YOUR GOAL:
Check each line of the material below for "klasy", then copy the ones that contain it.

(Data records)
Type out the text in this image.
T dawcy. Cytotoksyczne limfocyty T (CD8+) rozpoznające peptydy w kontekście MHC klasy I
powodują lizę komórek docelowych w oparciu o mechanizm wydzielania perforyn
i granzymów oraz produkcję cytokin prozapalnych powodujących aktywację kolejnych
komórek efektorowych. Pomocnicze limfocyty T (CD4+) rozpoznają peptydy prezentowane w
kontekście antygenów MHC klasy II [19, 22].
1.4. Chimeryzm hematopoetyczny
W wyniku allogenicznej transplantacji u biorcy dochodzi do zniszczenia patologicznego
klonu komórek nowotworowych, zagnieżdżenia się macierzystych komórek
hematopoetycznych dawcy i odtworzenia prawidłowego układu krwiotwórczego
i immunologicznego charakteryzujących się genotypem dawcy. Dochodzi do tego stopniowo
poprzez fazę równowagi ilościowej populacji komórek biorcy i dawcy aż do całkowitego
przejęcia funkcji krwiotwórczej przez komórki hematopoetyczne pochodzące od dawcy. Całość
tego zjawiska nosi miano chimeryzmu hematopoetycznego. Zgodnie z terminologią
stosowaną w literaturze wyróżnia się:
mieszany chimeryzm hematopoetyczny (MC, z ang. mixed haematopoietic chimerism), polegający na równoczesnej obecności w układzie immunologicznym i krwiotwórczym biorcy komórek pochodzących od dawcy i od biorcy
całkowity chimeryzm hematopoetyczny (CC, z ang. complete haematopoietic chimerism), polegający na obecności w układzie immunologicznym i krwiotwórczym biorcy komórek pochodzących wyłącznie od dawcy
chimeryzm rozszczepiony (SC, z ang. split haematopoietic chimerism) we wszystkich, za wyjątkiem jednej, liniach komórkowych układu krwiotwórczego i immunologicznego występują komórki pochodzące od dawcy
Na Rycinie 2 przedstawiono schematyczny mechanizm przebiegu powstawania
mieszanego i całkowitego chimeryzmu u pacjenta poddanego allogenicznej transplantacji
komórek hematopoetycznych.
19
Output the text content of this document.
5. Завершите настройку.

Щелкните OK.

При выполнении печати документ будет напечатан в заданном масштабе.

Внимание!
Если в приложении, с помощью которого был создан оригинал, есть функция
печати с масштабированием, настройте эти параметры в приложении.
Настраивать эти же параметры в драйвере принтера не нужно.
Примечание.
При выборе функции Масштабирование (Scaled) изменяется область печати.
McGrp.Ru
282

FULL OUTPUT:
T dawcy. Cytotoksyczne limfocyty T (CD8+) rozpoznające peptydy w kontekście MHC klasy I
kontekście antygenów MHC klasy II [19, 22].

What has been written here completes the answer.